TASK GOAL -> Reproduce all the entries exactly.

[begin RECORDS TO USE]

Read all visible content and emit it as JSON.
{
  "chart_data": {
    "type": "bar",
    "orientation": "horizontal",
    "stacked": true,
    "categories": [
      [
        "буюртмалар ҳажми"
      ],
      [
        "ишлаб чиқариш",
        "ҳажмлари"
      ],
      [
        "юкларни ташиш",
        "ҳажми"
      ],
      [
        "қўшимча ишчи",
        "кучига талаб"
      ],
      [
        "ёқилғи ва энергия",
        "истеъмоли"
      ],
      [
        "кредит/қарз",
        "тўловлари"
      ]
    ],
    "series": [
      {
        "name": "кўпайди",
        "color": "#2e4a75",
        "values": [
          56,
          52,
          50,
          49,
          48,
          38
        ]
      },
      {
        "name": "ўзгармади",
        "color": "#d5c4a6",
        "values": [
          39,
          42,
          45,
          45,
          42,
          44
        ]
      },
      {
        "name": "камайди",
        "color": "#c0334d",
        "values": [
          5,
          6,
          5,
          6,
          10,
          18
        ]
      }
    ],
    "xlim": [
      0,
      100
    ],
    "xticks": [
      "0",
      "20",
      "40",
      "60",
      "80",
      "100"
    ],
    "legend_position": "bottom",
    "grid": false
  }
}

[end RECORDS TO USE]

ANSWER TO THE EXERCISE ->
Read all visible content and emit it as JSON.
{
  "chart_data": {
    "type": "bar",
    "orientation": "horizontal",
    "stacked": true,
    "categories": [
      [
        "буюртмалар ҳажми"
      ],
      [
        "ишлаб чиқариш",
        "ҳажмлари"
      ],
      [
        "юкларни ташиш",
        "ҳажми"
      ],
      [
        "қўшимча ишчи",
        "кучига талаб"
      ],
      [
        "ёқилғи ва энергия",
        "истеъмоли"
      ],
      [
        "кредит/қарз",
        "тўловлари"
      ]
    ],
    "series": [
      {
        "name": "кўпайди",
        "color": "#2e4a75",
        "values": [
          56,
          52,
          50,
          49,
          48,
          38
        ]
      },
      {
        "name": "ўзгармади",
        "color": "#d5c4a6",
        "values": [
          39,
          42,
          45,
          45,
          42,
          44
        ]
      },
      {
        "name": "камайди",
        "color": "#c0334d",
        "values": [
          5,
          6,
          5,
          6,
          10,
          18
        ]
      }
    ],
    "xlim": [
      0,
      100
    ],
    "xticks": [
      "0",
      "20",
      "40",
      "60",
      "80",
      "100"
    ],
    "legend_position": "bottom",
    "grid": false
  }
}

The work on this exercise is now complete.